--- Task goal ---
Quote word for word the lines of the data from the one containing "489, 1132, 519]" through the one containing "416, 534, 423]", including both of those lines.

--- Material to process ---
========

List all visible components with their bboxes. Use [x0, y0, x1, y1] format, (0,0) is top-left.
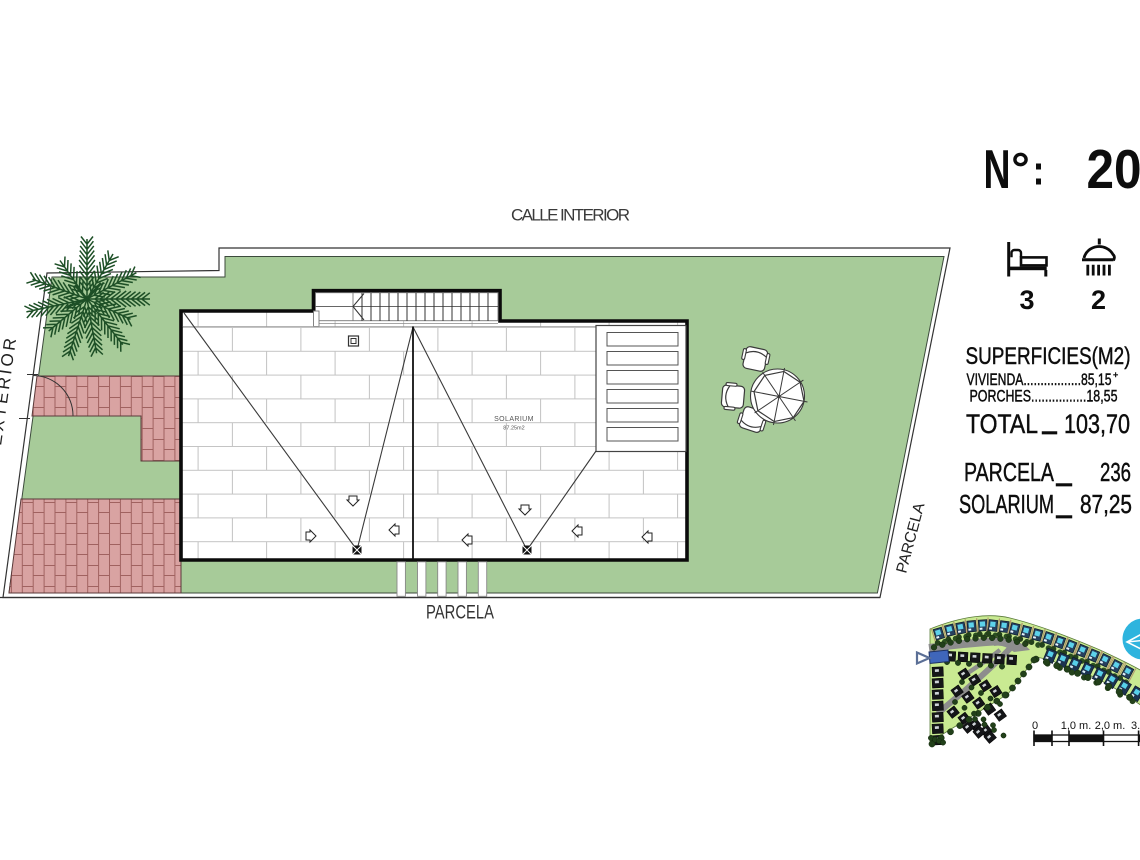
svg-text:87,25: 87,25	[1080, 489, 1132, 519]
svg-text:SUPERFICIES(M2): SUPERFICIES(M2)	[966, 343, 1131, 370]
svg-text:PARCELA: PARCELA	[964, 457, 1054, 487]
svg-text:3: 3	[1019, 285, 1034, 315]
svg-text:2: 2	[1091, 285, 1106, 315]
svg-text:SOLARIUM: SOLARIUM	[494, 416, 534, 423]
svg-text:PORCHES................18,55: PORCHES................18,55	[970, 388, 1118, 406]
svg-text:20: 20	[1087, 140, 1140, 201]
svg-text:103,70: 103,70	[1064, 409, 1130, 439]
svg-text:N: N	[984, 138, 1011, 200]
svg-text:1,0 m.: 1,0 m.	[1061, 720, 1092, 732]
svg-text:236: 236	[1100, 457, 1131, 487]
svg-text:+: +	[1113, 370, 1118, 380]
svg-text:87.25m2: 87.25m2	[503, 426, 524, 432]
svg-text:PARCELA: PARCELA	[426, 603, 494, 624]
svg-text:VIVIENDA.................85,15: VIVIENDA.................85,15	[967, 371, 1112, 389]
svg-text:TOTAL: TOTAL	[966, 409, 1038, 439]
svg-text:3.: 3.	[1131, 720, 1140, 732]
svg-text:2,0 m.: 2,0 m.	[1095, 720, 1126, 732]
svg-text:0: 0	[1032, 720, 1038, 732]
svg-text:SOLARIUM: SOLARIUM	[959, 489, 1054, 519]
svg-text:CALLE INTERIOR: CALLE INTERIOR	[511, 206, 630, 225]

========

--- Task result ---
svg-text:87,25: 87,25	[1080, 489, 1132, 519]
svg-text:SUPERFICIES(M2): SUPERFICIES(M2)	[966, 343, 1131, 370]
svg-text:PARCELA: PARCELA	[964, 457, 1054, 487]
svg-text:3: 3	[1019, 285, 1034, 315]
svg-text:2: 2	[1091, 285, 1106, 315]
svg-text:SOLARIUM: SOLARIUM	[494, 416, 534, 423]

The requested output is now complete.